Exercise requirements -
Find every line containing the word "Petal" and report the count, nothing more.

Stored data
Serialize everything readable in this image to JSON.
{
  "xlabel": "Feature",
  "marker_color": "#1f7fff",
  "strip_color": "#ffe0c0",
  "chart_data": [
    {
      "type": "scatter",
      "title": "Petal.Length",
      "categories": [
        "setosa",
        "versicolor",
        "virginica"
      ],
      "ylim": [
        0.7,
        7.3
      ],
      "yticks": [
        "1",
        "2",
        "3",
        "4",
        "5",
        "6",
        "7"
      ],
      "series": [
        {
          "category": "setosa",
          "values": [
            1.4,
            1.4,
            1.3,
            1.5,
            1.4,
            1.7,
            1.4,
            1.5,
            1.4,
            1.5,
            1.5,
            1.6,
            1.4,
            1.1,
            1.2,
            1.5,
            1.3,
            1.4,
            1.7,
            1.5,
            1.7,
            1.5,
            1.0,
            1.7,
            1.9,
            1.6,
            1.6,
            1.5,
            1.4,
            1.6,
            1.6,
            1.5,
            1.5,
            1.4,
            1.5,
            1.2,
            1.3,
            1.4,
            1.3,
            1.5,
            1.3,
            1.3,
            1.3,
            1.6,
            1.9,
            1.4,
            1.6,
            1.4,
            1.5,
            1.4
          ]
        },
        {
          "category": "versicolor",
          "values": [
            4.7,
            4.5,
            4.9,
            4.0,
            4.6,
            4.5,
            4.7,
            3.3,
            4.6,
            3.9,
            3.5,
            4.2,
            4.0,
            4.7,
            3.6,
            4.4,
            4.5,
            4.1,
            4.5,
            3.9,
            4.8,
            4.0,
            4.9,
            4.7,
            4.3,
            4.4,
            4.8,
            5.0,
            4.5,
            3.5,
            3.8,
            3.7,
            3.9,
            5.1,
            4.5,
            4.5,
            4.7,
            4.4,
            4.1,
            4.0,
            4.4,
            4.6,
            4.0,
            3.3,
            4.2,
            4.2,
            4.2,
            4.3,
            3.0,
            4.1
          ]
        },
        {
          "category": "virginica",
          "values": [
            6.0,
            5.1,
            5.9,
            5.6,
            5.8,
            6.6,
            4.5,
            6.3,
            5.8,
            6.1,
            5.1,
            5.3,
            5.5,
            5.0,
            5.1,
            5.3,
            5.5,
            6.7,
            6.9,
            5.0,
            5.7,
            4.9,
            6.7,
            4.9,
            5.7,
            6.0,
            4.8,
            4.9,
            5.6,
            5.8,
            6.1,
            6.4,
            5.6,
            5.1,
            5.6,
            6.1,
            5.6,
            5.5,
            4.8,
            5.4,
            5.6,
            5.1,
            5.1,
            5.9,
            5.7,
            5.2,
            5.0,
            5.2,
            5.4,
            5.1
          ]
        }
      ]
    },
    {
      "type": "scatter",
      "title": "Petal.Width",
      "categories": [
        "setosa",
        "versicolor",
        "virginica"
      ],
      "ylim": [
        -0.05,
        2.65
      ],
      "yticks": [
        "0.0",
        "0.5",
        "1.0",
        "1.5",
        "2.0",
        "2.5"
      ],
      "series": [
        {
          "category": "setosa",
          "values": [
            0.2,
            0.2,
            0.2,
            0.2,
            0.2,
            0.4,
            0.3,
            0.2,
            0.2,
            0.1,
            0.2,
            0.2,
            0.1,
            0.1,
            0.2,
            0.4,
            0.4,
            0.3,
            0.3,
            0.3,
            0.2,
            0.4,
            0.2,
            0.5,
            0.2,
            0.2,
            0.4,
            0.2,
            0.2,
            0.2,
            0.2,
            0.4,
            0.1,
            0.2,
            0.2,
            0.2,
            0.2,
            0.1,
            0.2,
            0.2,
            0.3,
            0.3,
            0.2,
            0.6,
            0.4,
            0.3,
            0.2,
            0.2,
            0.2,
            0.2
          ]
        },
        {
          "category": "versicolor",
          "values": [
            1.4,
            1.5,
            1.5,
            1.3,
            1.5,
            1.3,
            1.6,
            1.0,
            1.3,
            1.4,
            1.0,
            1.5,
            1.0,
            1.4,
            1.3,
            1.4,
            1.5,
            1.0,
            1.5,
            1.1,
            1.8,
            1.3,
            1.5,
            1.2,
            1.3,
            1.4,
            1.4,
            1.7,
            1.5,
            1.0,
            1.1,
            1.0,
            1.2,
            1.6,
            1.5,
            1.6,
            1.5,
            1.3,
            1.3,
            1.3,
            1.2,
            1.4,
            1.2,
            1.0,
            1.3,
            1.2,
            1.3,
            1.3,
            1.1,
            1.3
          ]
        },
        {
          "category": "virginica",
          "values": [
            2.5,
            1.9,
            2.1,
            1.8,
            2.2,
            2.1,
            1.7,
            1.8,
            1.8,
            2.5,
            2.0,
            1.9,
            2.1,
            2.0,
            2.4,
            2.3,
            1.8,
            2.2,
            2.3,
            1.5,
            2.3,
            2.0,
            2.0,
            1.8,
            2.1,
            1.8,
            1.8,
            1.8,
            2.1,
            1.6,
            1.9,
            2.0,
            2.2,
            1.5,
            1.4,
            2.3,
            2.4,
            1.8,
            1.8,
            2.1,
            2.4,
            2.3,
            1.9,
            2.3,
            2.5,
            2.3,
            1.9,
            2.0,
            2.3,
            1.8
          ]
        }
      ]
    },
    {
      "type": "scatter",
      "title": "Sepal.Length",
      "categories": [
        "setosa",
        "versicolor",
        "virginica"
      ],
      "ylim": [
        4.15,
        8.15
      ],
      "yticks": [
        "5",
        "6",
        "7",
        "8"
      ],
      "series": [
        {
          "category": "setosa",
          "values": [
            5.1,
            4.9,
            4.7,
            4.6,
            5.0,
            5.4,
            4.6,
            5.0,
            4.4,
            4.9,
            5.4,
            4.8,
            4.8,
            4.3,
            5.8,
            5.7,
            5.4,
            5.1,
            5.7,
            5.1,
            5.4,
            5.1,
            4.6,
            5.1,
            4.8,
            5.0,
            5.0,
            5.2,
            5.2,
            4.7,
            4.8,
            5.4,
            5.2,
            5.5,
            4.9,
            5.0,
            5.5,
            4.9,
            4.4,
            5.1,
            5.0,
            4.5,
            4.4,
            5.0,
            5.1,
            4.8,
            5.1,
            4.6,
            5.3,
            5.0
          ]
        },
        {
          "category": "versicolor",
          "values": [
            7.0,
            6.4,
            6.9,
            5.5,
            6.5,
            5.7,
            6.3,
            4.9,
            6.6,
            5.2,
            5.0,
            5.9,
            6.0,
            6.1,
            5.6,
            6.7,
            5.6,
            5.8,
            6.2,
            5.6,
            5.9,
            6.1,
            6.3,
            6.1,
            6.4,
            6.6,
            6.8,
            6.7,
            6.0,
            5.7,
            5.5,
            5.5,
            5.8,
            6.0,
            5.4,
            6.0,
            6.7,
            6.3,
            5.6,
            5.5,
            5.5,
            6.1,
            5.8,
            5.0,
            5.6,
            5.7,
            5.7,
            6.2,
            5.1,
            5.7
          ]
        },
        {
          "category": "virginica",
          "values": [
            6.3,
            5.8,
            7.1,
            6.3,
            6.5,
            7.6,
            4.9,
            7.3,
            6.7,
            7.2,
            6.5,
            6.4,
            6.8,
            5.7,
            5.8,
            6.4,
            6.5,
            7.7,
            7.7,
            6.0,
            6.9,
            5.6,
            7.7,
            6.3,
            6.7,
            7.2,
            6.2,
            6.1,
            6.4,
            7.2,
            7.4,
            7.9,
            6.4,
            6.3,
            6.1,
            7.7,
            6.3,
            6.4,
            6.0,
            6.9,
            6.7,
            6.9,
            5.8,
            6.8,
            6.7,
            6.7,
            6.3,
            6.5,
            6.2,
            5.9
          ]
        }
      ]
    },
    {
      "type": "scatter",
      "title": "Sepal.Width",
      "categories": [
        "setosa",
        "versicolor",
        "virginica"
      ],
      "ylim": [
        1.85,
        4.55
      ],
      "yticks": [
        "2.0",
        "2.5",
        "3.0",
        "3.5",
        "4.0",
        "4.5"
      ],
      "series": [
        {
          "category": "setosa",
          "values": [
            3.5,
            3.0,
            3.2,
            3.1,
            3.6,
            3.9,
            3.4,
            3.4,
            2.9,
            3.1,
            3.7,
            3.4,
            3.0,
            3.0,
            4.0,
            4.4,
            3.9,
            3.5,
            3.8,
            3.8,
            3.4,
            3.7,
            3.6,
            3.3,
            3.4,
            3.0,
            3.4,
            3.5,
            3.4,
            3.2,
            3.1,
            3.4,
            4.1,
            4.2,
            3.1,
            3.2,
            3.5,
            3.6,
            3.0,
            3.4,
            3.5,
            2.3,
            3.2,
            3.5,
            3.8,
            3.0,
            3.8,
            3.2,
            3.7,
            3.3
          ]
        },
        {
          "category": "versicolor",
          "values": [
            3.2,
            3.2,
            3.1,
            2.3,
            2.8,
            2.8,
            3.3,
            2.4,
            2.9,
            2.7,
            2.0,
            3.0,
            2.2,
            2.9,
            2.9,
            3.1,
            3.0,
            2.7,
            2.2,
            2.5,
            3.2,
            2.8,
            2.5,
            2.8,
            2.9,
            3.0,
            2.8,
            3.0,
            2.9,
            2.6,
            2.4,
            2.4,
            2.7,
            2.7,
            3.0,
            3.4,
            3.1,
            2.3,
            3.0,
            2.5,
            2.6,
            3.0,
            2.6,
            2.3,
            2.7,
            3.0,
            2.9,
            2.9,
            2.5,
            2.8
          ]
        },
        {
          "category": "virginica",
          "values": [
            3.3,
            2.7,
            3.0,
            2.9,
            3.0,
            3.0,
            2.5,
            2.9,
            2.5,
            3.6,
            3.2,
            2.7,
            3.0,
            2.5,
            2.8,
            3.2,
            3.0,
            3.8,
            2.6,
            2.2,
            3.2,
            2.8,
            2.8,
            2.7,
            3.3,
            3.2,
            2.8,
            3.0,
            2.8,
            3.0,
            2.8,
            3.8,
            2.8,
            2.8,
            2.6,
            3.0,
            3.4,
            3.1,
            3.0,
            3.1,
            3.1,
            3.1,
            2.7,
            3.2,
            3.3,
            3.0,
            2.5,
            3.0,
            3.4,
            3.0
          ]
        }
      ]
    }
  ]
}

Solution to this task -
2